# CHALLENGE
All the data below goes into the copy word for word, but the pictures don't.
--------------------
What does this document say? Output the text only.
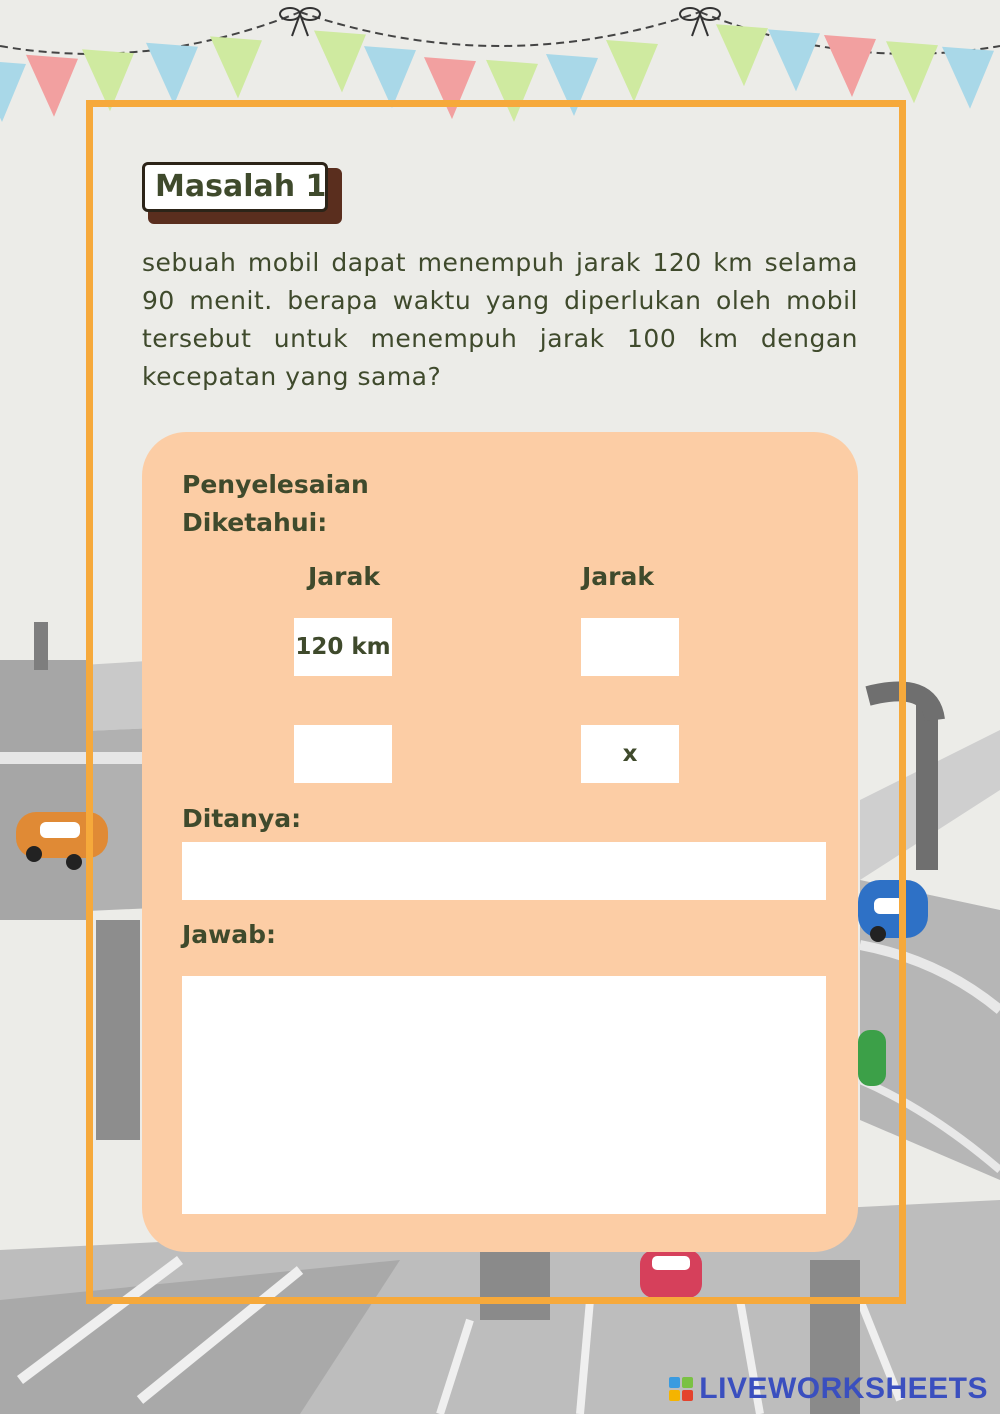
Masalah 1
sebuah mobil dapat menempuh jarak 120 km selama 90 menit. berapa waktu yang diperlukan oleh mobil tersebut untuk menempuh jarak 100 km dengan kecepatan yang sama?
Penyelesaian
Diketahui:
Jarak	Jarak
120 km
x
Ditanya:
Jawab:
LIVEWORKSHEETS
--------------------
# EXPECTED OUTPUT
What does this document say? Output the text only.
Masalah 1
sebuah mobil dapat menempuh jarak 120 km selama 90 menit. berapa waktu yang diperlukan oleh mobil tersebut untuk menempuh jarak 100 km dengan kecepatan yang sama?
Penyelesaian
Diketahui:
Jarak	Jarak
120 km
x
Ditanya:
Jawab:
LIVEWORKSHEETS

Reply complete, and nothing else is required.